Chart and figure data
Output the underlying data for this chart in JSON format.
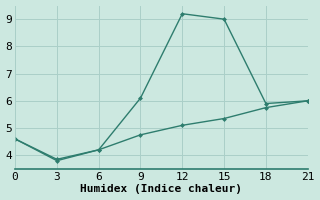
{
  "line1_x": [
    0,
    3,
    6,
    9,
    12,
    15,
    18,
    21
  ],
  "line1_y": [
    4.6,
    3.8,
    4.2,
    6.1,
    9.2,
    9.0,
    5.9,
    6.0
  ],
  "line2_x": [
    0,
    3,
    6,
    9,
    12,
    15,
    18,
    21
  ],
  "line2_y": [
    4.6,
    3.85,
    4.2,
    4.75,
    5.1,
    5.35,
    5.75,
    6.0
  ],
  "line_color": "#2e7d6e",
  "marker": "D",
  "marker_size": 2.5,
  "xlabel": "Humidex (Indice chaleur)",
  "xlim": [
    0,
    21
  ],
  "ylim": [
    3.5,
    9.5
  ],
  "xticks": [
    0,
    3,
    6,
    9,
    12,
    15,
    18,
    21
  ],
  "yticks": [
    4,
    5,
    6,
    7,
    8,
    9
  ],
  "bg_color": "#cce8e0",
  "grid_color": "#aacfc8",
  "font_size": 8,
  "xlabel_fontsize": 8,
  "linewidth": 1.0
}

▸ **Directions**
Copy everything in the records above except the pictures, exactly as written.

▸ **Task result**
Output the underlying data for this chart in JSON format.
{
  "line1_x": [
    0,
    3,
    6,
    9,
    12,
    15,
    18,
    21
  ],
  "line1_y": [
    4.6,
    3.8,
    4.2,
    6.1,
    9.2,
    9.0,
    5.9,
    6.0
  ],
  "line2_x": [
    0,
    3,
    6,
    9,
    12,
    15,
    18,
    21
  ],
  "line2_y": [
    4.6,
    3.85,
    4.2,
    4.75,
    5.1,
    5.35,
    5.75,
    6.0
  ],
  "line_color": "#2e7d6e",
  "marker": "D",
  "marker_size": 2.5,
  "xlabel": "Humidex (Indice chaleur)",
  "xlim": [
    0,
    21
  ],
  "ylim": [
    3.5,
    9.5
  ],
  "xticks": [
    0,
    3,
    6,
    9,
    12,
    15,
    18,
    21
  ],
  "yticks": [
    4,
    5,
    6,
    7,
    8,
    9
  ],
  "bg_color": "#cce8e0",
  "grid_color": "#aacfc8",
  "font_size": 8,
  "xlabel_fontsize": 8,
  "linewidth": 1.0
}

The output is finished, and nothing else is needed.